Work required
Return every record verbatim.

(Stored records)
______

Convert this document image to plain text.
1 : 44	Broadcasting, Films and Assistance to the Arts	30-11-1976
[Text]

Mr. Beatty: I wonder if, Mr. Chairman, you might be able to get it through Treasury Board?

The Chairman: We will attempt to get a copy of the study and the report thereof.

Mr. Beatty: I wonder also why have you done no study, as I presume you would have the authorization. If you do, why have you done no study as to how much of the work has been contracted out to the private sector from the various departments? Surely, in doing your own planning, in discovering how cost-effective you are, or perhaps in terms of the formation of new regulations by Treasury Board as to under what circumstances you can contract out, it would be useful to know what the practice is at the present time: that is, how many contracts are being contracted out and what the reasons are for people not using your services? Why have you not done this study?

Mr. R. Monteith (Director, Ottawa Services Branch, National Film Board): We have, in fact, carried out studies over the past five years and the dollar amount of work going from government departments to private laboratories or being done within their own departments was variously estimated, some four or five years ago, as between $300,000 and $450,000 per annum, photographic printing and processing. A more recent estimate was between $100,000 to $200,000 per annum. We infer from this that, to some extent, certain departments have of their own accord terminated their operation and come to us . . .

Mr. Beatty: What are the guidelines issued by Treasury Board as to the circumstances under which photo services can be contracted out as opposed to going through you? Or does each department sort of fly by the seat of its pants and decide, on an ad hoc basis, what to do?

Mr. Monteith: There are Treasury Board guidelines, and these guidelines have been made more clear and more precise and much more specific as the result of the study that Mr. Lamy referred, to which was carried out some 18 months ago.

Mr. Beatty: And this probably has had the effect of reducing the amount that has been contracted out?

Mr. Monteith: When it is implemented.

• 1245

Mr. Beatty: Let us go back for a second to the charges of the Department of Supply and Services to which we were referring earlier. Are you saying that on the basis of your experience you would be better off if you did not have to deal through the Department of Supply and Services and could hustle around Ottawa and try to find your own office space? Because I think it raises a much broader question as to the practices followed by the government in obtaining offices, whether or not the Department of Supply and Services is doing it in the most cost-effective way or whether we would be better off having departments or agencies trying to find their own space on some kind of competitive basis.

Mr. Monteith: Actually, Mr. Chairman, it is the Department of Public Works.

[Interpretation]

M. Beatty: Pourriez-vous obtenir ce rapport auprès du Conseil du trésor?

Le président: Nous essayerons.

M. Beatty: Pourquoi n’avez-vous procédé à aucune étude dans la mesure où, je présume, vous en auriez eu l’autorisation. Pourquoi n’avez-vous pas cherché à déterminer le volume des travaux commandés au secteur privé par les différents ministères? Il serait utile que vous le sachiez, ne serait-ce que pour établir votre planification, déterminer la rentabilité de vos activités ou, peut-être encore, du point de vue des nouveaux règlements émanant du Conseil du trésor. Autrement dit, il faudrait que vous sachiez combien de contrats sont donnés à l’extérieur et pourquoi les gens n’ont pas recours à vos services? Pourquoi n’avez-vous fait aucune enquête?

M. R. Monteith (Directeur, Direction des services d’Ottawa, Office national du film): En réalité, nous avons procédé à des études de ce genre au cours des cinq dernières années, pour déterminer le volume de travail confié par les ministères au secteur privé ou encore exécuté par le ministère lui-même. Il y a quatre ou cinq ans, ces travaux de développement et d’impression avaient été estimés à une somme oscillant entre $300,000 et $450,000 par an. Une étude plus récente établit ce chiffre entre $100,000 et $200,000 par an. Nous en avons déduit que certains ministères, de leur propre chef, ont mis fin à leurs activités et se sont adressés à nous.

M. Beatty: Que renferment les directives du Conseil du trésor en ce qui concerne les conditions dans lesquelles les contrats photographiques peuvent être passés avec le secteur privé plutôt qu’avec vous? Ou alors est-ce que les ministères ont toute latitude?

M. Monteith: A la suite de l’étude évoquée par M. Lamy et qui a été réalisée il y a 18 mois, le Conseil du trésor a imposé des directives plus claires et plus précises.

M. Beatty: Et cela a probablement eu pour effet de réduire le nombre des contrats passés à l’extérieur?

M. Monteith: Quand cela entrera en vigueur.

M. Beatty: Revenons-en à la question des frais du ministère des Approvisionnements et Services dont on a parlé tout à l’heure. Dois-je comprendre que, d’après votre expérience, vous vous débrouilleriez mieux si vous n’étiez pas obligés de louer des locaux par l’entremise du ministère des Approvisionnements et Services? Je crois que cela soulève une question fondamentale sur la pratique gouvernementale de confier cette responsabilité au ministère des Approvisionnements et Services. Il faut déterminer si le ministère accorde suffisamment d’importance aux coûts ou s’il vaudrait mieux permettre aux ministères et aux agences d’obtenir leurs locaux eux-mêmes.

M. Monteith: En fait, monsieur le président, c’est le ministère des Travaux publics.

______

Solution to this exercise
Convert this document image to plain text.
1 : 44	Broadcasting, Films and Assistance to the Arts	30-11-1976
[Text]

Mr. Beatty: I wonder if, Mr. Chairman, you might be able to get it through Treasury Board?

The Chairman: We will attempt to get a copy of the study and the report thereof.

Mr. Beatty: I wonder also why have you done no study, as I presume you would have the authorization. If you do, why have you done no study as to how much of the work has been contracted out to the private sector from the various departments? Surely, in doing your own planning, in discovering how cost-effective you are, or perhaps in terms of the formation of new regulations by Treasury Board as to under what circumstances you can contract out, it would be useful to know what the practice is at the present time: that is, how many contracts are being contracted out and what the reasons are for people not using your services? Why have you not done this study?

Mr. R. Monteith (Director, Ottawa Services Branch, National Film Board): We have, in fact, carried out studies over the past five years and the dollar amount of work going from government departments to private laboratories or being done within their own departments was variously estimated, some four or five years ago, as between $300,000 and $450,000 per annum, photographic printing and processing. A more recent estimate was between $100,000 to $200,000 per annum. We infer from this that, to some extent, certain departments have of their own accord terminated their operation and come to us . . .

Mr. Beatty: What are the guidelines issued by Treasury Board as to the circumstances under which photo services can be contracted out as opposed to going through you? Or does each department sort of fly by the seat of its pants and decide, on an ad hoc basis, what to do?

Mr. Monteith: There are Treasury Board guidelines, and these guidelines have been made more clear and more precise and much more specific as the result of the study that Mr. Lamy referred, to which was carried out some 18 months ago.

Mr. Beatty: And this probably has had the effect of reducing the amount that has been contracted out?

Mr. Monteith: When it is implemented.

• 1245

Mr. Beatty: Let us go back for a second to the charges of the Department of Supply and Services to which we were referring earlier. Are you saying that on the basis of your experience you would be better off if you did not have to deal through the Department of Supply and Services and could hustle around Ottawa and try to find your own office space? Because I think it raises a much broader question as to the practices followed by the government in obtaining offices, whether or not the Department of Supply and Services is doing it in the most cost-effective way or whether we would be better off having departments or agencies trying to find their own space on some kind of competitive basis.

Mr. Monteith: Actually, Mr. Chairman, it is the Department of Public Works.

[Interpretation]

M. Beatty: Pourriez-vous obtenir ce rapport auprès du Conseil du trésor?

Le président: Nous essayerons.

M. Beatty: Pourquoi n’avez-vous procédé à aucune étude dans la mesure où, je présume, vous en auriez eu l’autorisation. Pourquoi n’avez-vous pas cherché à déterminer le volume des travaux commandés au secteur privé par les différents ministères? Il serait utile que vous le sachiez, ne serait-ce que pour établir votre planification, déterminer la rentabilité de vos activités ou, peut-être encore, du point de vue des nouveaux règlements émanant du Conseil du trésor. Autrement dit, il faudrait que vous sachiez combien de contrats sont donnés à l’extérieur et pourquoi les gens n’ont pas recours à vos services? Pourquoi n’avez-vous fait aucune enquête?

M. R. Monteith (Directeur, Direction des services d’Ottawa, Office national du film): En réalité, nous avons procédé à des études de ce genre au cours des cinq dernières années, pour déterminer le volume de travail confié par les ministères au secteur privé ou encore exécuté par le ministère lui-même. Il y a quatre ou cinq ans, ces travaux de développement et d’impression avaient été estimés à une somme oscillant entre $300,000 et $450,000 par an. Une étude plus récente établit ce chiffre entre $100,000 et $200,000 par an. Nous en avons déduit que certains ministères, de leur propre chef, ont mis fin à leurs activités et se sont adressés à nous.

M. Beatty: Que renferment les directives du Conseil du trésor en ce qui concerne les conditions dans lesquelles les contrats photographiques peuvent être passés avec le secteur privé plutôt qu’avec vous? Ou alors est-ce que les ministères ont toute latitude?

M. Monteith: A la suite de l’étude évoquée par M. Lamy et qui a été réalisée il y a 18 mois, le Conseil du trésor a imposé des directives plus claires et plus précises.

M. Beatty: Et cela a probablement eu pour effet de réduire le nombre des contrats passés à l’extérieur?

M. Monteith: Quand cela entrera en vigueur.

M. Beatty: Revenons-en à la question des frais du ministère des Approvisionnements et Services dont on a parlé tout à l’heure. Dois-je comprendre que, d’après votre expérience, vous vous débrouilleriez mieux si vous n’étiez pas obligés de louer des locaux par l’entremise du ministère des Approvisionnements et Services? Je crois que cela soulève une question fondamentale sur la pratique gouvernementale de confier cette responsabilité au ministère des Approvisionnements et Services. Il faut déterminer si le ministère accorde suffisamment d’importance aux coûts ou s’il vaudrait mieux permettre aux ministères et aux agences d’obtenir leurs locaux eux-mêmes.

M. Monteith: En fait, monsieur le président, c’est le ministère des Travaux publics.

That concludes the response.